begin

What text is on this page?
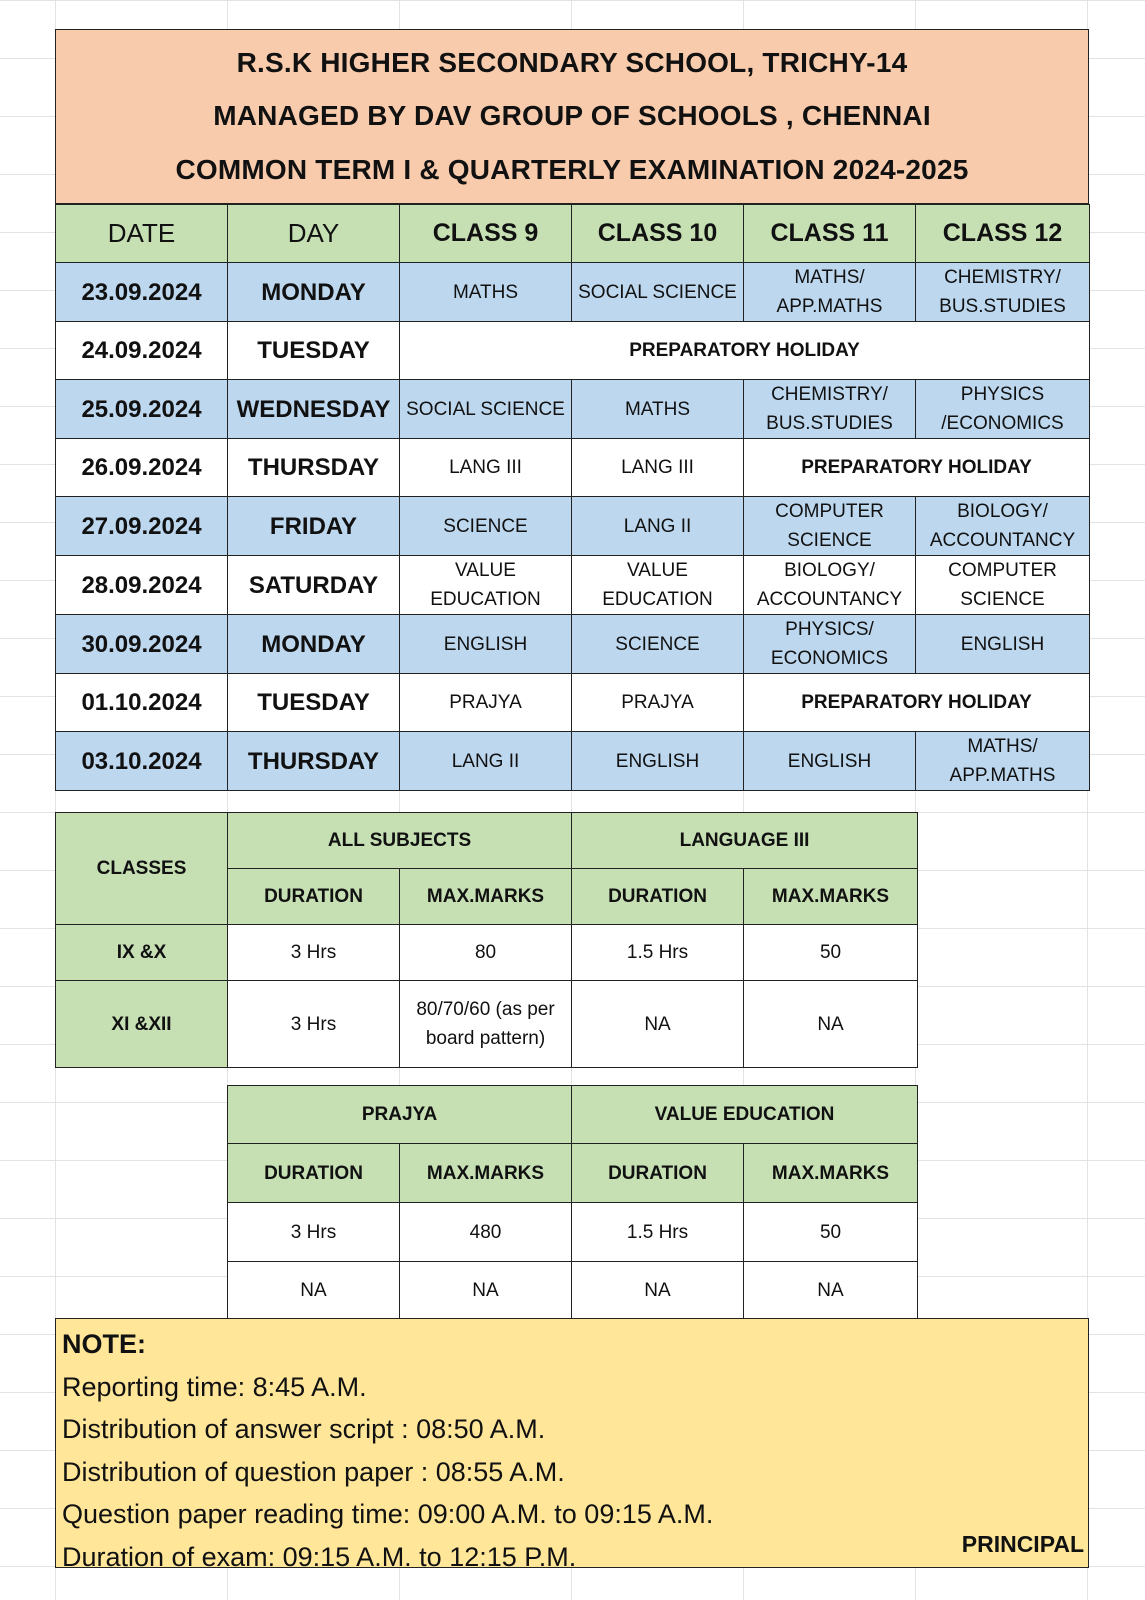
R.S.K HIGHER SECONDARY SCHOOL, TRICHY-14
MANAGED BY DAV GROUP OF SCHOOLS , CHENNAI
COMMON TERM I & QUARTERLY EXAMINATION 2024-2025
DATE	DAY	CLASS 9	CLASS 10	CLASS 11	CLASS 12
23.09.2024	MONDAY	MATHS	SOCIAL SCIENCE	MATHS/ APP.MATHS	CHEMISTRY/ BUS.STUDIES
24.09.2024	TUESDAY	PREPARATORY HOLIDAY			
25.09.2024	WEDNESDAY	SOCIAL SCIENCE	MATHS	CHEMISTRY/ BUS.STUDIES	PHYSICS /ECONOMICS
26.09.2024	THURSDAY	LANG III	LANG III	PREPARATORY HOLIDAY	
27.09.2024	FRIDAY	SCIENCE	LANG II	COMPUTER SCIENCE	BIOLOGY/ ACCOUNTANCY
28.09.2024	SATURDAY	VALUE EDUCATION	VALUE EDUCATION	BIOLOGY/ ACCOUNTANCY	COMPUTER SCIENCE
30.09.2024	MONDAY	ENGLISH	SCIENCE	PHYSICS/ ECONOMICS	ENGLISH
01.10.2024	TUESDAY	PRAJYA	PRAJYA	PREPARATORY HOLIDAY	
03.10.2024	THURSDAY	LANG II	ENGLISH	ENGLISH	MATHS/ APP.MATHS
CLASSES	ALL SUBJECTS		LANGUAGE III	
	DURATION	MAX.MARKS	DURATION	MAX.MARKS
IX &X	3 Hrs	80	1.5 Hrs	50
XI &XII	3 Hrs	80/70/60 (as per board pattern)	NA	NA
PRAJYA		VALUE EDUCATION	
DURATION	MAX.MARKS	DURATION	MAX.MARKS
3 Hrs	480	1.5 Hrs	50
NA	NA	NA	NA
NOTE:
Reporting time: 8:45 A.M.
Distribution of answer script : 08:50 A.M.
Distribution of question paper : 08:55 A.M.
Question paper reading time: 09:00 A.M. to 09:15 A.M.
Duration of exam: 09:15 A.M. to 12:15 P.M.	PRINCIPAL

end

Written instruction
Ignore the images and quote every line of the listing exactly.

Answer below
What text is on this page?
R.S.K HIGHER SECONDARY SCHOOL, TRICHY-14
MANAGED BY DAV GROUP OF SCHOOLS , CHENNAI
COMMON TERM I & QUARTERLY EXAMINATION 2024-2025
DATE	DAY	CLASS 9	CLASS 10	CLASS 11	CLASS 12
23.09.2024	MONDAY	MATHS	SOCIAL SCIENCE	MATHS/ APP.MATHS	CHEMISTRY/ BUS.STUDIES
24.09.2024	TUESDAY	PREPARATORY HOLIDAY			
25.09.2024	WEDNESDAY	SOCIAL SCIENCE	MATHS	CHEMISTRY/ BUS.STUDIES	PHYSICS /ECONOMICS
26.09.2024	THURSDAY	LANG III	LANG III	PREPARATORY HOLIDAY	
27.09.2024	FRIDAY	SCIENCE	LANG II	COMPUTER SCIENCE	BIOLOGY/ ACCOUNTANCY
28.09.2024	SATURDAY	VALUE EDUCATION	VALUE EDUCATION	BIOLOGY/ ACCOUNTANCY	COMPUTER SCIENCE
30.09.2024	MONDAY	ENGLISH	SCIENCE	PHYSICS/ ECONOMICS	ENGLISH
01.10.2024	TUESDAY	PRAJYA	PRAJYA	PREPARATORY HOLIDAY	
03.10.2024	THURSDAY	LANG II	ENGLISH	ENGLISH	MATHS/ APP.MATHS
CLASSES	ALL SUBJECTS		LANGUAGE III	
	DURATION	MAX.MARKS	DURATION	MAX.MARKS
IX &X	3 Hrs	80	1.5 Hrs	50
XI &XII	3 Hrs	80/70/60 (as per board pattern)	NA	NA
PRAJYA		VALUE EDUCATION	
DURATION	MAX.MARKS	DURATION	MAX.MARKS
3 Hrs	480	1.5 Hrs	50
NA	NA	NA	NA
NOTE:
Reporting time: 8:45 A.M.
Distribution of answer script : 08:50 A.M.
Distribution of question paper : 08:55 A.M.
Question paper reading time: 09:00 A.M. to 09:15 A.M.
Duration of exam: 09:15 A.M. to 12:15 P.M.	PRINCIPAL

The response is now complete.